**PROBLEM STATEMENT:**
Pull every line holding the string "подпись" from the records below.

**GIVEN DATA:**
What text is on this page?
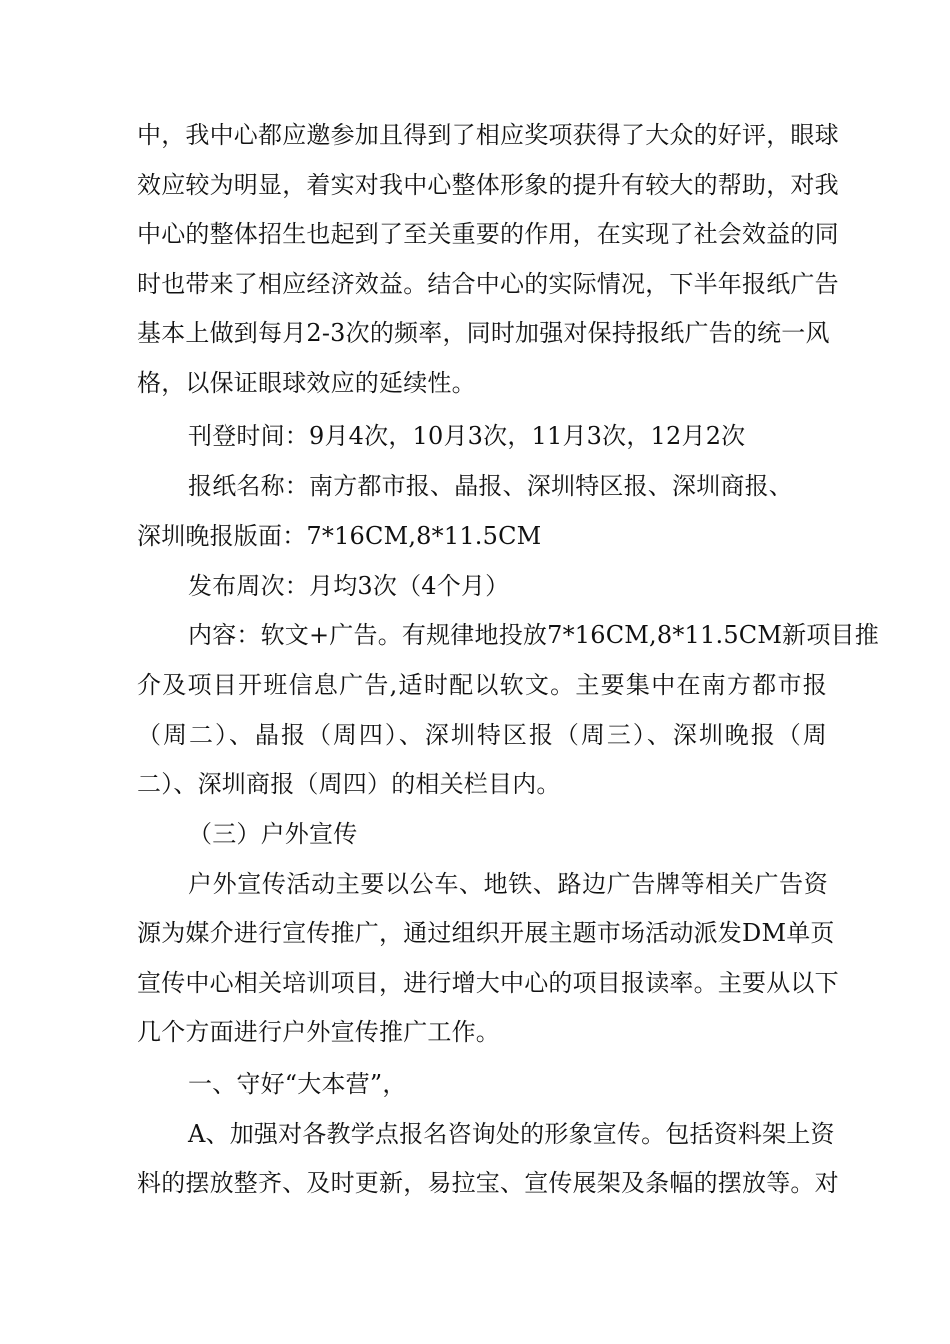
中，我中心都应邀参加且得到了相应奖项获得了大众的好评，眼球
效应较为明显，着实对我中心整体形象的提升有较大的帮助，对我
中心的整体招生也起到了至关重要的作用，在实现了社会效益的同
时也带来了相应经济效益。结合中心的实际情况，下半年报纸广告
基本上做到每月2-3次的频率，同时加强对保持报纸广告的统一风
格，以保证眼球效应的延续性。
刊登时间：9月4次，10月3次，11月3次，12月2次
报纸名称：南方都市报、晶报、深圳特区报、深圳商报、
深圳晚报版面：7*16CM,8*11.5CM
发布周次：月均3次（4个月）
内容：软文+广告。有规律地投放7*16CM,8*11.5CM新项目推
介及项目开班信息广告,适时配以软文。主要集中在南方都市报
（周二）、晶报（周四）、深圳特区报（周三）、深圳晚报（周
二）、深圳商报（周四）的相关栏目内。
（三）户外宣传
户外宣传活动主要以公车、地铁、路边广告牌等相关广告资
源为媒介进行宣传推广，通过组织开展主题市场活动派发DM单页
宣传中心相关培训项目，进行增大中心的项目报读率。主要从以下
几个方面进行户外宣传推广工作。
一、守好“大本营”，
A、加强对各教学点报名咨询处的形象宣传。包括资料架上资
料的摆放整齐、及时更新，易拉宝、宣传展架及条幅的摆放等。对
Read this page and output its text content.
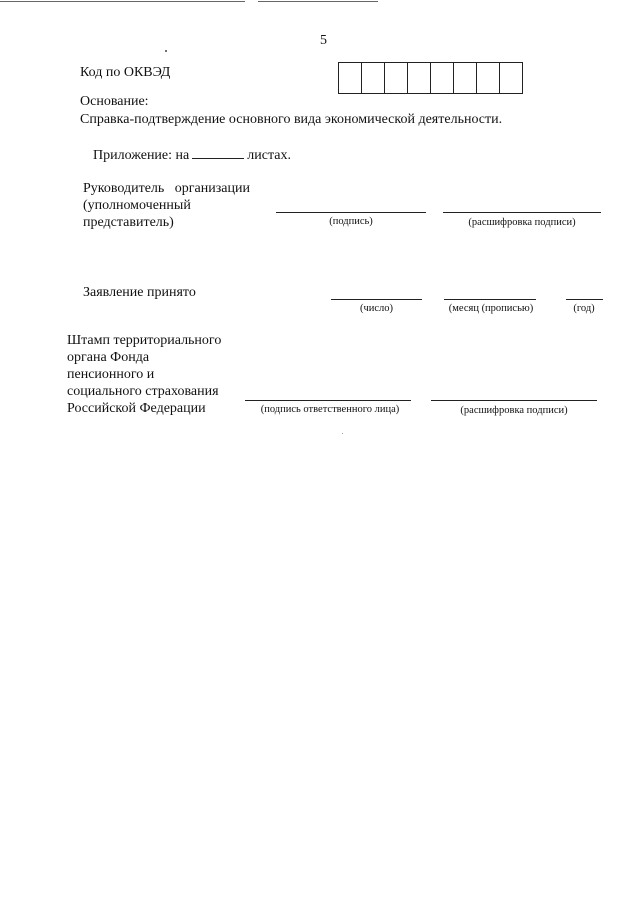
5
Код по ОКВЭД
Основание:
Справка-подтверждение основного вида экономической деятельности.
Приложение: на	листах.
Руководитель   организации
(уполномоченный
представитель)	(подпись)	(расшифровка подписи)
Заявление принято
(число)	(месяц (прописью)	(год)
Штамп территориального
органа Фонда
пенсионного и
социального страхования
Российской Федерации	(подпись ответственного лица)	(расшифровка подписи)
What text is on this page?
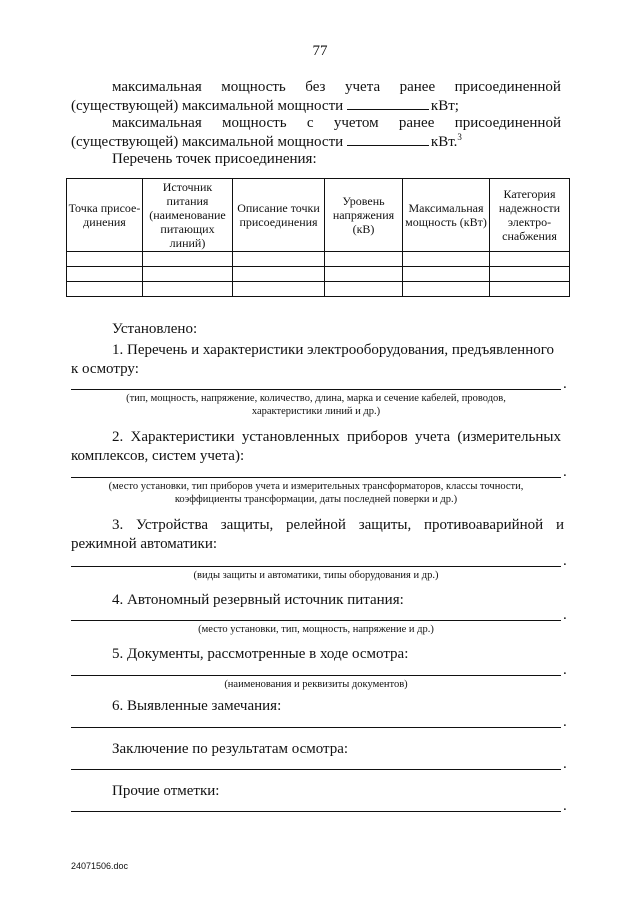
77
максимальная мощность без учета ранее присоединенной
(существующей) максимальной мощности	кВт;
максимальная мощность с учетом ранее присоединенной
(существующей) максимальной мощности	кВт.$^3$
Перечень точек присоединения:
Точка присое-динения	Источник питания (наименование питающих линий)	Описание точки присоединения	Уровень напряжения (кВ)	Максимальная мощность (кВт)	Категория надежности электро-снабжения

Установлено:
1. Перечень и характеристики электрооборудования, предъявленного
к осмотру:
.
(тип, мощность, напряжение, количество, длина, марка и сечение кабелей, проводов,
характеристики линий и др.)
2. Характеристики установленных приборов учета (измерительных
комплексов, систем учета):
.
(место установки, тип приборов учета и измерительных трансформаторов, классы точности,
коэффициенты трансформации, даты последней поверки и др.)
3. Устройства защиты, релейной защиты, противоаварийной и
режимной автоматики:
.
(виды защиты и автоматики, типы оборудования и др.)
4. Автономный резервный источник питания:
.
(место установки, тип, мощность, напряжение и др.)
5. Документы, рассмотренные в ходе осмотра:
.
(наименования и реквизиты документов)
6. Выявленные замечания:
.
Заключение по результатам осмотра:
.
Прочие отметки:
.
24071506.doc
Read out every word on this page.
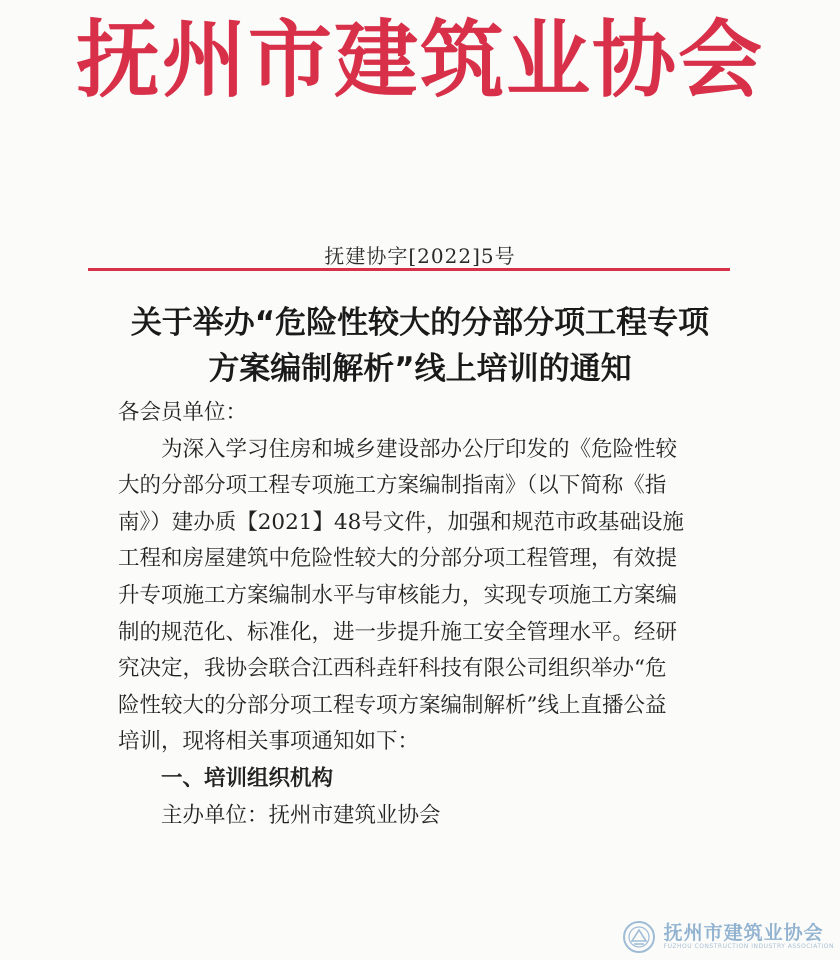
抚州市建筑业协会
抚建协字[2022]5号
关于举办“危险性较大的分部分项工程专项
方案编制解析”线上培训的通知
各会员单位：
　　为深入学习住房和城乡建设部办公厅印发的《危险性较
大的分部分项工程专项施工方案编制指南》（以下简称《指
南》）建办质【2021】48号文件，加强和规范市政基础设施
工程和房屋建筑中危险性较大的分部分项工程管理，有效提
升专项施工方案编制水平与审核能力，实现专项施工方案编
制的规范化、标准化，进一步提升施工安全管理水平。经研
究决定，我协会联合江西科垚轩科技有限公司组织举办“危
险性较大的分部分项工程专项方案编制解析”线上直播公益
培训，现将相关事项通知如下：
一、培训组织机构
主办单位：抚州市建筑业协会
抚州市建筑业协会
FUZHOU CONSTRUCTION INDUSTRY ASSOCIATION
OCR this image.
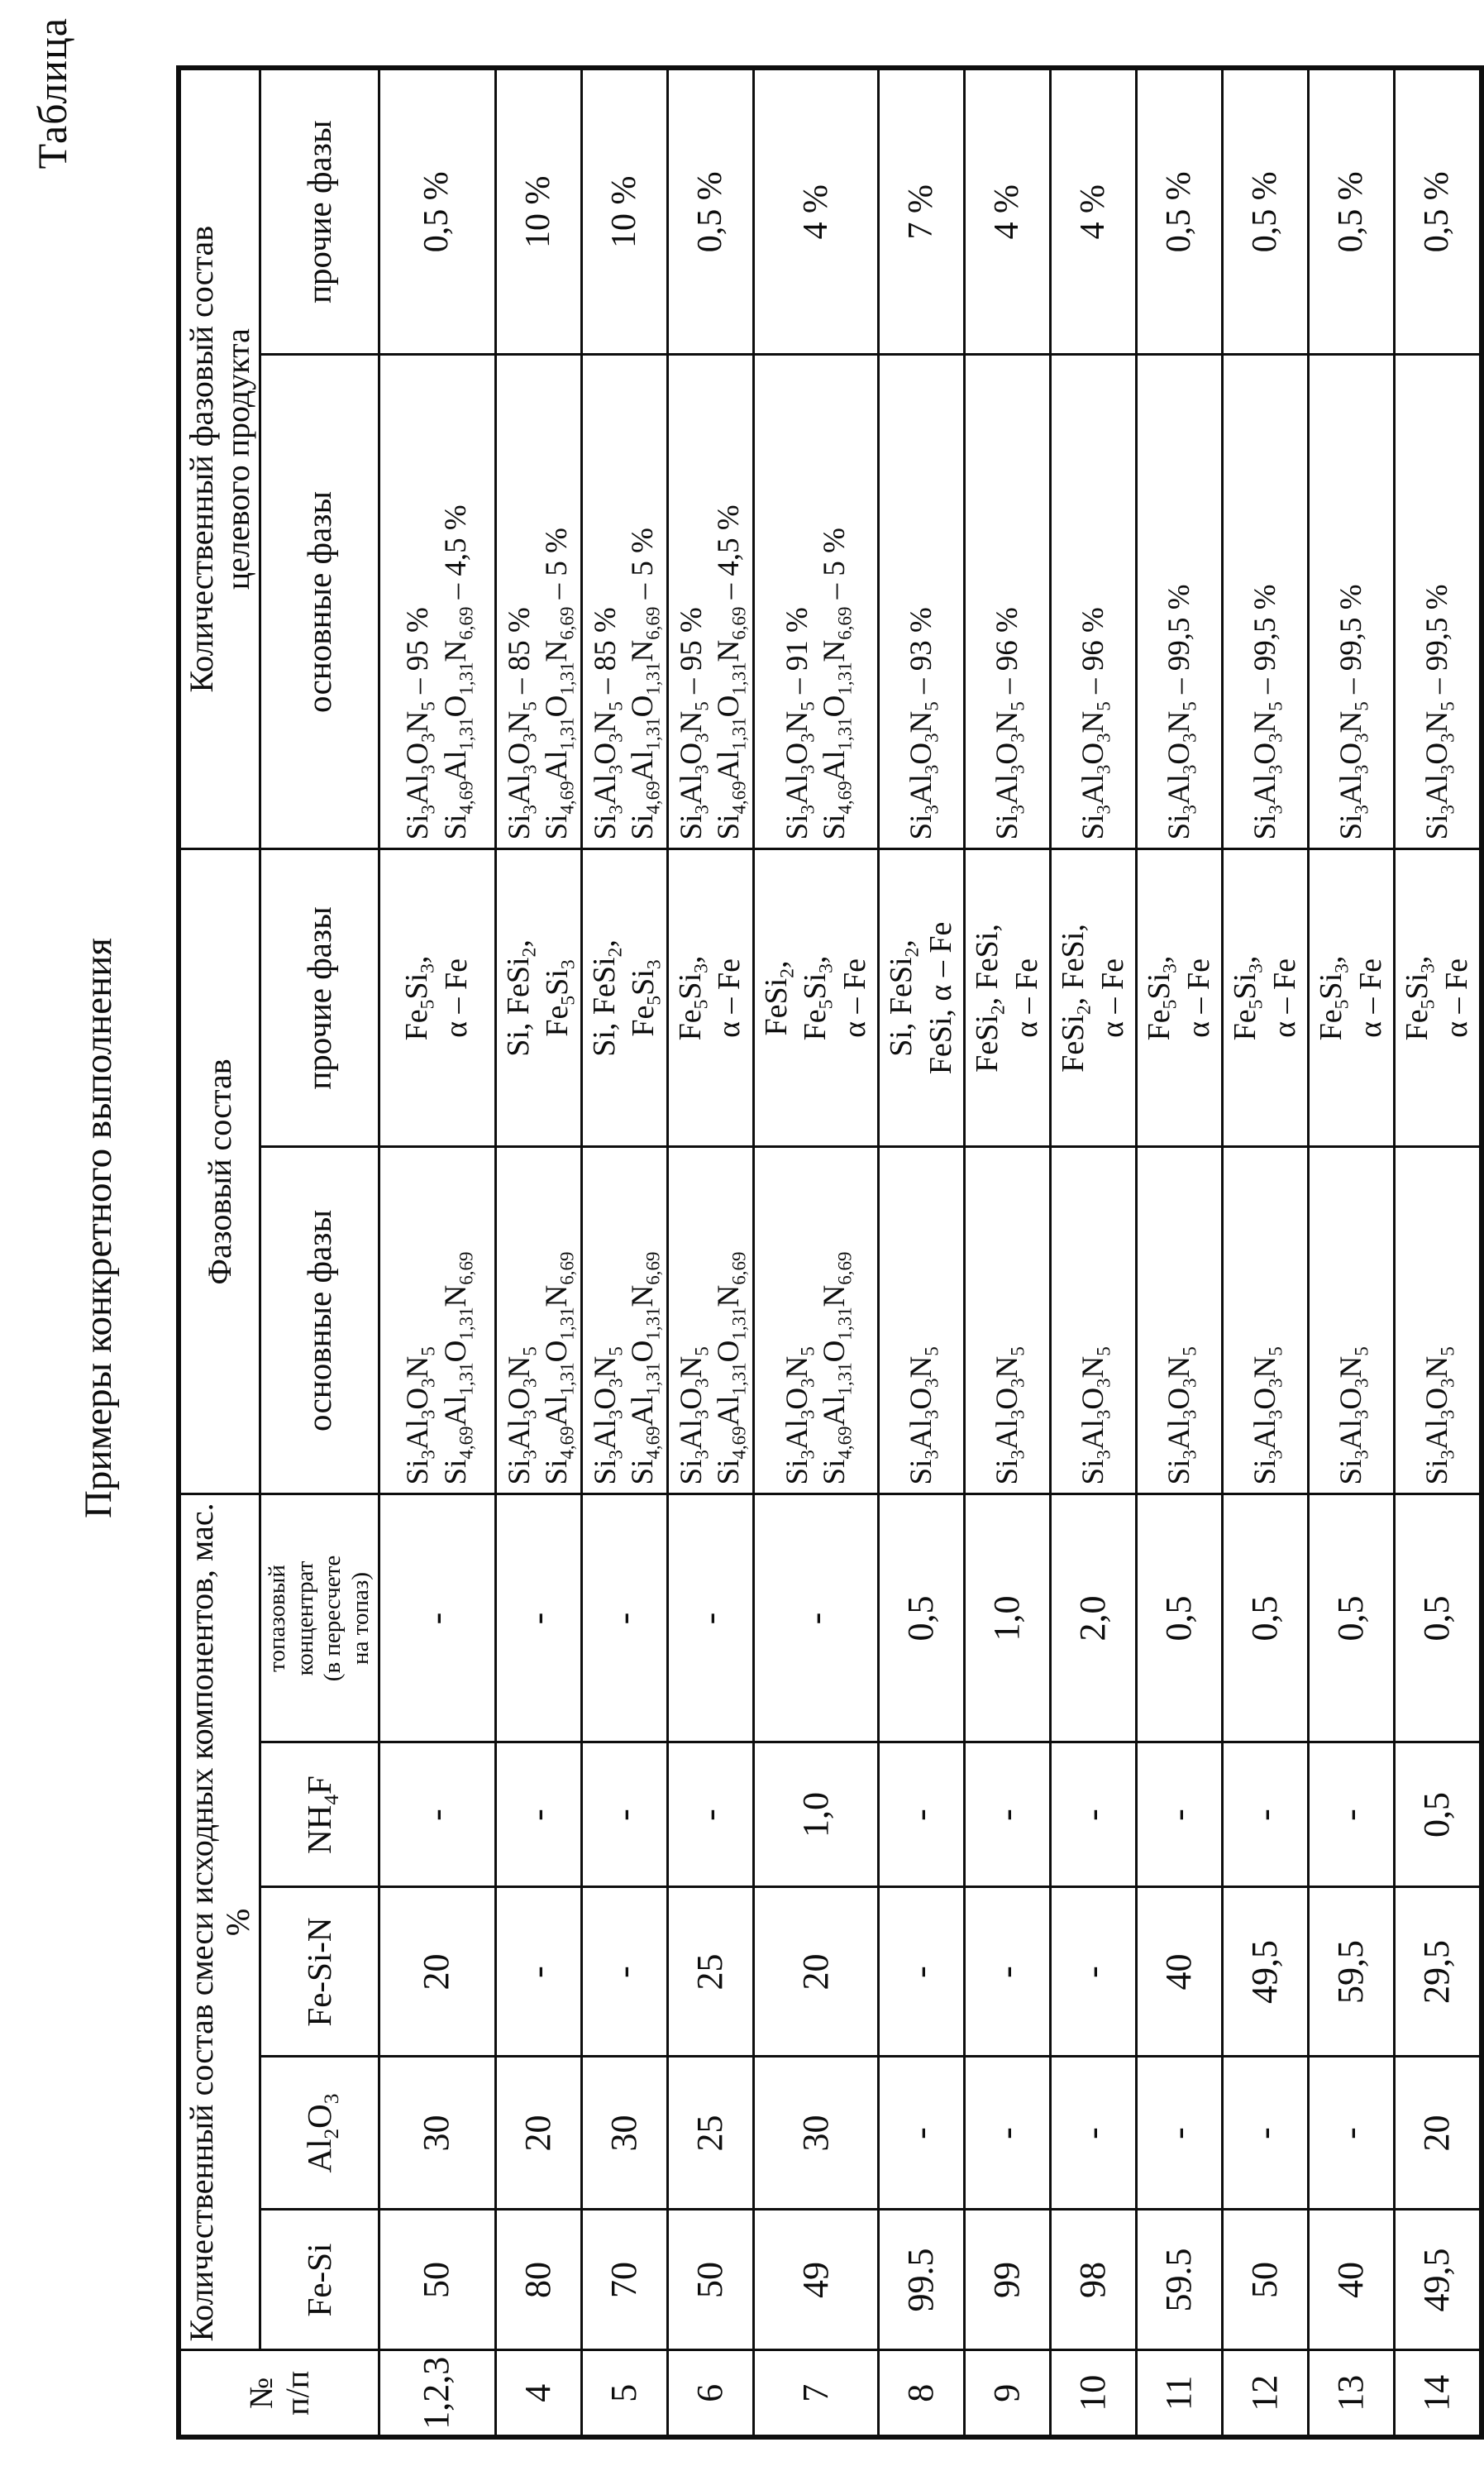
Таблица
Примеры конкретного выполнения
№
п/п	Количественный состав смеси исходных компонентов, мас. %					Фазовый состав		Количественный фазовый состав
целевого продукта	
	Fe-Si	$Al_2O_3$	Fe-Si-N	$NH_4F$	топазовый
концентрат
(в пересчете
на топаз)	основные фазы	прочие фазы	основные фазы	прочие фазы
1,2,3	50	30	20	-	-	$Si_3Al_3O_3N_5$
$Si_{4,69}Al_{1,31}O_{1,31}N_{6,69}$	$Fe_5Si_3$, α – Fe	$Si_3Al_3O_3N_5 - 95$ %
$Si_{4,69}Al_{1,31}O_{1,31}N_{6,69} - 4,5$ %	0,5 %
4	80	20	-	-	-	$Si_3Al_3O_3N_5$
$Si_{4,69}Al_{1,31}O_{1,31}N_{6,69}$	Si, FeSi$_2$,
$Fe_5Si_3$	$Si_3Al_3O_3N_5 - 85$ %
$Si_{4,69}Al_{1,31}O_{1,31}N_{6,69} - 5$ %	10 %
5	70	30	-	-	-	$Si_3Al_3O_3N_5$
$Si_{4,69}Al_{1,31}O_{1,31}N_{6,69}$	Si, FeSi$_2$,
$Fe_5Si_3$	$Si_3Al_3O_3N_5 - 85$ %
$Si_{4,69}Al_{1,31}O_{1,31}N_{6,69} - 5$ %	10 %
6	50	25	25	-	-	$Si_3Al_3O_3N_5$
$Si_{4,69}Al_{1,31}O_{1,31}N_{6,69}$	$Fe_5Si_3$, α – Fe	$Si_3Al_3O_3N_5 - 95$ %
$Si_{4,69}Al_{1,31}O_{1,31}N_{6,69} - 4,5$ %	0,5 %
7	49	30	20	1,0	-	$Si_3Al_3O_3N_5$
$Si_{4,69}Al_{1,31}O_{1,31}N_{6,69}$	FeSi$_2$,
$Fe_5Si_3$, α – Fe	$Si_3Al_3O_3N_5 - 91$ %
$Si_{4,69}Al_{1,31}O_{1,31}N_{6,69} - 5$ %	4 %
8	99.5	-	-	-	0,5	$Si_3Al_3O_3N_5$	Si, FeSi$_2$, FeSi, α – Fe	$Si_3Al_3O_3N_5 - 93$ %	7 %
9	99	-	-	-	1,0	$Si_3Al_3O_3N_5$	FeSi$_2$, FeSi, α – Fe	$Si_3Al_3O_3N_5 - 96$ %	4 %
10	98	-	-	-	2,0	$Si_3Al_3O_3N_5$	FeSi$_2$, FeSi, α – Fe	$Si_3Al_3O_3N_5 - 96$ %	4 %
11	59.5	-	40	-	0,5	$Si_3Al_3O_3N_5$	$Fe_5Si_3$, α – Fe	$Si_3Al_3O_3N_5 - 99,5$ %	0,5 %
12	50	-	49,5	-	0,5	$Si_3Al_3O_3N_5$	$Fe_5Si_3$, α – Fe	$Si_3Al_3O_3N_5 - 99,5$ %	0,5 %
13	40	-	59,5	-	0,5	$Si_3Al_3O_3N_5$	$Fe_5Si_3$, α – Fe	$Si_3Al_3O_3N_5 - 99,5$ %	0,5 %
14	49,5	20	29,5	0,5	0,5	$Si_3Al_3O_3N_5$	$Fe_5Si_3$, α – Fe	$Si_3Al_3O_3N_5 - 99,5$ %	0,5 %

**RESPONSE TO THIS EXERCISE:**
представитель)	(подпись)	(расшифровка подписи)
Российской Федерации	(подпись ответственного лица)	(расшифровка подписи)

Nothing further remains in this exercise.